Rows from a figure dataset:
══════════════════════════════

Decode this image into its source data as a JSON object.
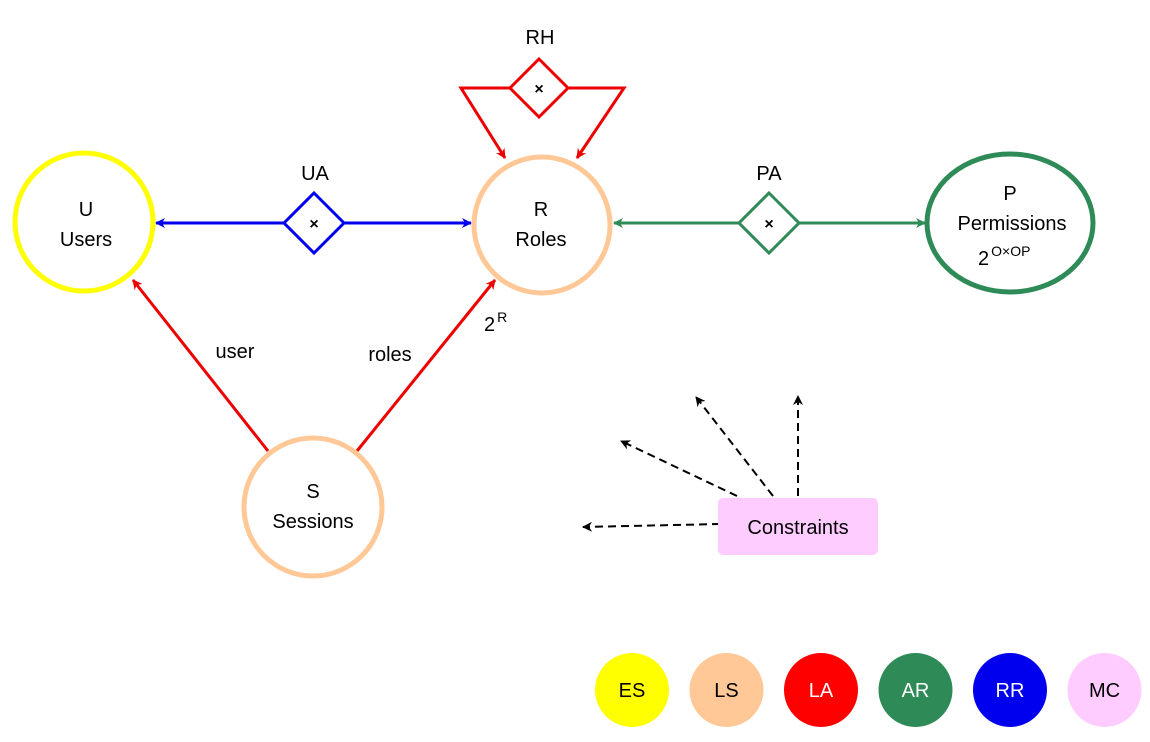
{
  "nodes": {
    "users": {
      "line1": "U",
      "line2": "Users",
      "color": "#ffff00"
    },
    "roles": {
      "line1": "R",
      "line2": "Roles",
      "color": "#ffc896"
    },
    "permissions": {
      "line1": "P",
      "line2": "Permissions",
      "base": "2",
      "sup": "O×OP",
      "color": "#2e8b57"
    },
    "sessions": {
      "line1": "S",
      "line2": "Sessions",
      "color": "#ffc896"
    },
    "constraints": {
      "label": "Constraints",
      "color": "#ffccff"
    }
  },
  "relations": {
    "ua": {
      "label": "UA",
      "symbol": "×",
      "color": "#0000ee"
    },
    "pa": {
      "label": "PA",
      "symbol": "×",
      "color": "#2e8b57"
    },
    "rh": {
      "label": "RH",
      "symbol": "×",
      "color": "#ee0000"
    }
  },
  "edges": {
    "user_label": "user",
    "roles_label": "roles",
    "roles_power_base": "2",
    "roles_power_sup": "R",
    "session_color": "#ee0000"
  },
  "legend": [
    {
      "label": "ES",
      "color": "#ffff00",
      "text_color": "#000000"
    },
    {
      "label": "LS",
      "color": "#ffc896",
      "text_color": "#000000"
    },
    {
      "label": "LA",
      "color": "#ff0000",
      "text_color": "#ffffff"
    },
    {
      "label": "AR",
      "color": "#2e8b57",
      "text_color": "#ffffff"
    },
    {
      "label": "RR",
      "color": "#0000ee",
      "text_color": "#ffffff"
    },
    {
      "label": "MC",
      "color": "#ffccff",
      "text_color": "#000000"
    }
  ]
}
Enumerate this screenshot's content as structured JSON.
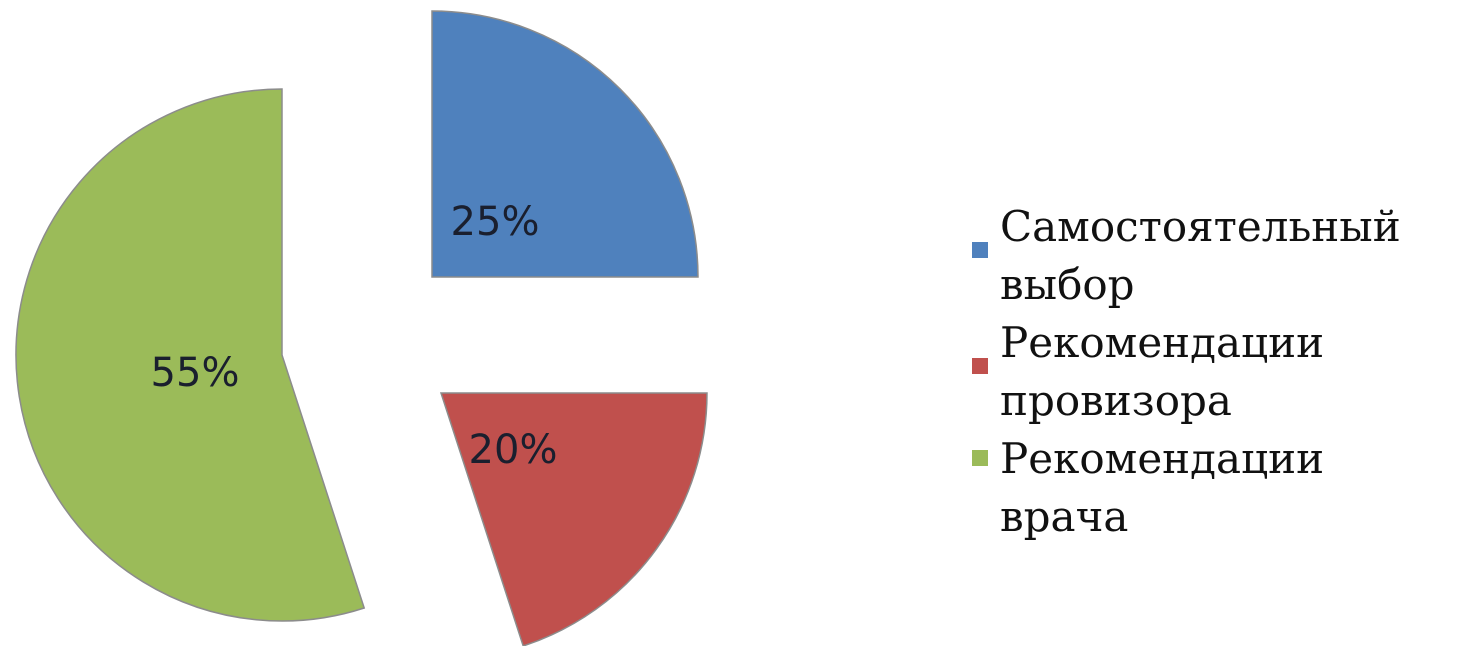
{
  "chart_data": {
    "type": "pie",
    "exploded": true,
    "slices": [
      {
        "label": "Самостоятельный выбор",
        "value": 25,
        "data_label": "25%",
        "color": "#4f81bd"
      },
      {
        "label": "Рекомендации провизора",
        "value": 20,
        "data_label": "20%",
        "color": "#c0504d"
      },
      {
        "label": "Рекомендации врача",
        "value": 55,
        "data_label": "55%",
        "color": "#9bbb59"
      }
    ],
    "legend_position": "right"
  },
  "legend": {
    "items": [
      {
        "label": "Самостоятельный выбор",
        "color": "#4f81bd"
      },
      {
        "label": "Рекомендации провизора",
        "color": "#c0504d"
      },
      {
        "label": "Рекомендации врача",
        "color": "#9bbb59"
      }
    ]
  }
}
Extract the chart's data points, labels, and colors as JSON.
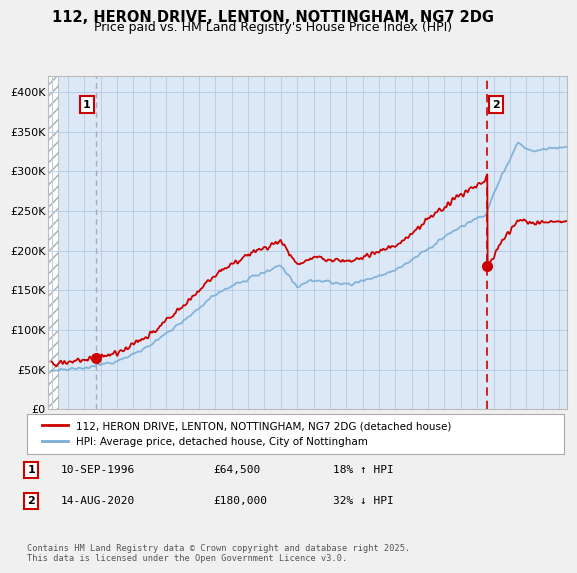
{
  "title": "112, HERON DRIVE, LENTON, NOTTINGHAM, NG7 2DG",
  "subtitle": "Price paid vs. HM Land Registry's House Price Index (HPI)",
  "legend_property": "112, HERON DRIVE, LENTON, NOTTINGHAM, NG7 2DG (detached house)",
  "legend_hpi": "HPI: Average price, detached house, City of Nottingham",
  "label1_date": "10-SEP-1996",
  "label1_price": "£64,500",
  "label1_hpi": "18% ↑ HPI",
  "label2_date": "14-AUG-2020",
  "label2_price": "£180,000",
  "label2_hpi": "32% ↓ HPI",
  "footer": "Contains HM Land Registry data © Crown copyright and database right 2025.\nThis data is licensed under the Open Government Licence v3.0.",
  "property_color": "#cc0000",
  "hpi_color": "#7aaed6",
  "plot_bg_color": "#dce8f5",
  "background_color": "#f0f0f0",
  "grid_color": "#b8cfe8",
  "transaction1_x": 1996.69,
  "transaction1_y": 64500,
  "transaction2_x": 2020.62,
  "transaction2_y": 180000,
  "ylim": [
    0,
    420000
  ],
  "xlim_start": 1993.8,
  "xlim_end": 2025.5,
  "hatch_end": 1994.42
}
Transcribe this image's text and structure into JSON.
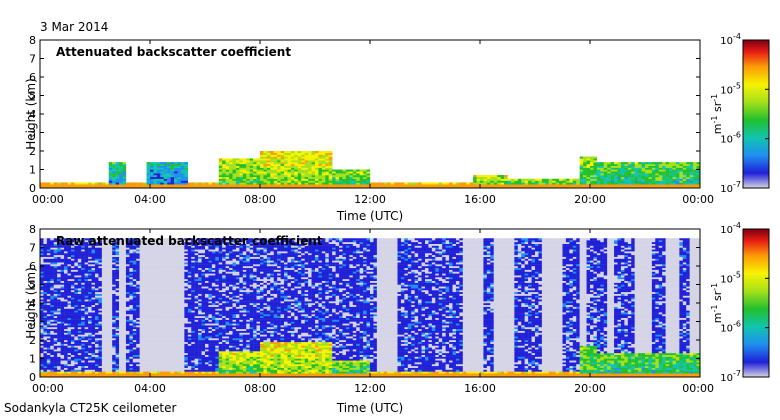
{
  "page": {
    "date": "3 Mar 2014",
    "footer": "Sodankyla CT25K ceilometer"
  },
  "colormap": [
    "#d4d4e6",
    "#2020d8",
    "#1f8ff0",
    "#11c4b0",
    "#22c02c",
    "#a6e01a",
    "#f8f200",
    "#fb9b08",
    "#e81c14",
    "#7a0010"
  ],
  "chart_data": [
    {
      "type": "heatmap",
      "title": "Attenuated backscatter coefficient",
      "xlabel": "Time (UTC)",
      "ylabel": "Height (km)",
      "xlim": [
        0,
        24
      ],
      "ylim": [
        0,
        8
      ],
      "x_ticks": [
        "00:00",
        "04:00",
        "08:00",
        "12:00",
        "16:00",
        "20:00",
        "00:00"
      ],
      "y_ticks": [
        "0",
        "1",
        "2",
        "3",
        "4",
        "5",
        "6",
        "7",
        "8"
      ],
      "colorbar": {
        "scale": "log",
        "range": [
          1e-07,
          0.0001
        ],
        "ticks": [
          "10^-4",
          "10^-5",
          "10^-6",
          "10^-7"
        ],
        "label": "m^-1 sr^-1"
      },
      "noise_background": false,
      "features": [
        {
          "x0": 0,
          "x1": 24,
          "top": 0.3,
          "level": 6.5
        },
        {
          "x0": 2.5,
          "x1": 3.1,
          "top": 1.4,
          "level": 3.5
        },
        {
          "x0": 3.9,
          "x1": 5.4,
          "top": 1.4,
          "level": 3
        },
        {
          "x0": 6.5,
          "x1": 8.0,
          "top": 1.6,
          "level": 5.5
        },
        {
          "x0": 8.0,
          "x1": 10.6,
          "top": 2.0,
          "level": 6
        },
        {
          "x0": 10.6,
          "x1": 12.0,
          "top": 1.0,
          "level": 5
        },
        {
          "x0": 15.8,
          "x1": 17.0,
          "top": 0.7,
          "level": 5.5
        },
        {
          "x0": 17.0,
          "x1": 19.6,
          "top": 0.5,
          "level": 5
        },
        {
          "x0": 19.6,
          "x1": 20.3,
          "top": 1.7,
          "level": 5
        },
        {
          "x0": 20.3,
          "x1": 24.0,
          "top": 1.4,
          "level": 4.5
        }
      ]
    },
    {
      "type": "heatmap",
      "title": "Raw attenuated backscatter coefficient",
      "xlabel": "Time (UTC)",
      "ylabel": "Height (km)",
      "xlim": [
        0,
        24
      ],
      "ylim": [
        0,
        8
      ],
      "x_ticks": [
        "00:00",
        "04:00",
        "08:00",
        "12:00",
        "16:00",
        "20:00",
        "00:00"
      ],
      "y_ticks": [
        "0",
        "1",
        "2",
        "3",
        "4",
        "5",
        "6",
        "7",
        "8"
      ],
      "colorbar": {
        "scale": "log",
        "range": [
          1e-07,
          0.0001
        ],
        "ticks": [
          "10^-4",
          "10^-5",
          "10^-6",
          "10^-7"
        ],
        "label": "m^-1 sr^-1"
      },
      "noise_background": true,
      "noise_top_km": 7.5,
      "noise_gaps": [
        [
          2.2,
          2.6
        ],
        [
          2.9,
          3.1
        ],
        [
          3.6,
          5.3
        ],
        [
          12.3,
          13.0
        ],
        [
          15.4,
          16.1
        ],
        [
          16.5,
          17.2
        ],
        [
          18.3,
          19.0
        ],
        [
          19.6,
          19.9
        ],
        [
          20.6,
          20.9
        ],
        [
          21.6,
          22.2
        ],
        [
          22.8,
          23.3
        ],
        [
          23.6,
          24.0
        ]
      ],
      "features": [
        {
          "x0": 0,
          "x1": 24,
          "top": 0.3,
          "level": 6.5
        },
        {
          "x0": 6.5,
          "x1": 8.0,
          "top": 1.4,
          "level": 5.5
        },
        {
          "x0": 8.0,
          "x1": 10.6,
          "top": 1.9,
          "level": 6
        },
        {
          "x0": 10.6,
          "x1": 12.0,
          "top": 0.9,
          "level": 5
        },
        {
          "x0": 19.6,
          "x1": 20.3,
          "top": 1.7,
          "level": 5
        },
        {
          "x0": 20.3,
          "x1": 24.0,
          "top": 1.3,
          "level": 4.5
        }
      ]
    }
  ]
}
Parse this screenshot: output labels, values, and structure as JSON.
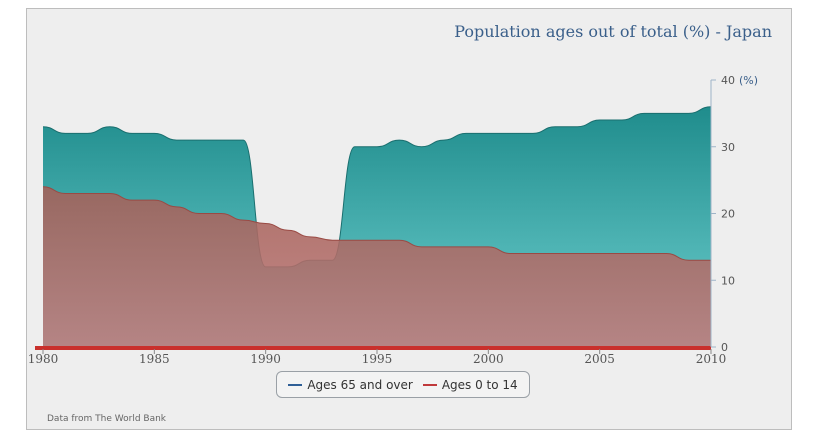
{
  "chart_data": {
    "type": "area",
    "title": "Population ages out of total (%) - Japan",
    "y_unit": "(%)",
    "x": [
      1980,
      1981,
      1982,
      1983,
      1984,
      1985,
      1986,
      1987,
      1988,
      1989,
      1990,
      1991,
      1992,
      1993,
      1994,
      1995,
      1996,
      1997,
      1998,
      1999,
      2000,
      2001,
      2002,
      2003,
      2004,
      2005,
      2006,
      2007,
      2008,
      2009,
      2010
    ],
    "xticks": [
      "1980",
      "1985",
      "1990",
      "1995",
      "2000",
      "2005",
      "2010"
    ],
    "yticks": [
      "0",
      "10",
      "20",
      "30",
      "40"
    ],
    "ylim": [
      0,
      40
    ],
    "xlim": [
      1980,
      2010
    ],
    "y_axis_position": "right",
    "legend_position": "bottom-center",
    "series": [
      {
        "name": "Ages 65 and over",
        "color": "#2e8b8b",
        "values": [
          33,
          32,
          32,
          33,
          32,
          32,
          31,
          31,
          31,
          31,
          12,
          12,
          13,
          13,
          30,
          30,
          31,
          30,
          31,
          32,
          32,
          32,
          32,
          33,
          33,
          34,
          34,
          35,
          35,
          35,
          36
        ]
      },
      {
        "name": "Ages 0 to 14",
        "color": "#c0393b",
        "values": [
          24,
          23,
          23,
          23,
          22,
          22,
          21,
          20,
          20,
          19,
          18.5,
          17.5,
          16.5,
          16,
          16,
          16,
          16,
          15,
          15,
          15,
          15,
          14,
          14,
          14,
          14,
          14,
          14,
          14,
          14,
          13,
          13
        ]
      }
    ]
  },
  "credit": "Data from The World Bank"
}
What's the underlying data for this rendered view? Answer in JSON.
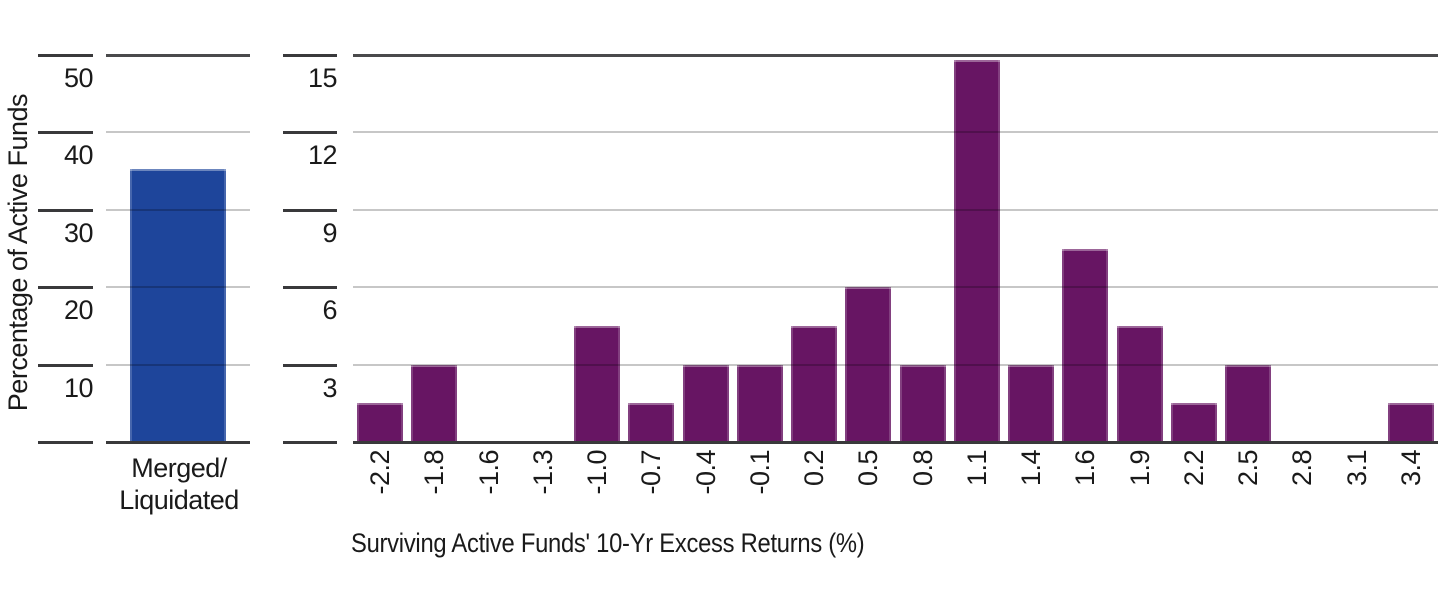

══════════════════════════════

TASK DIRECTIONS: From the records given above, copy all lines containing "DRIVE".

WRITTEN ANSWER:
  "title": "112, HERON DRIVE, LENTON, NOTTINGHAM, NG7 2DG",
  "legend_property": "112, HERON DRIVE, LENTON, NOTTINGHAM, NG7 2DG (detached house)",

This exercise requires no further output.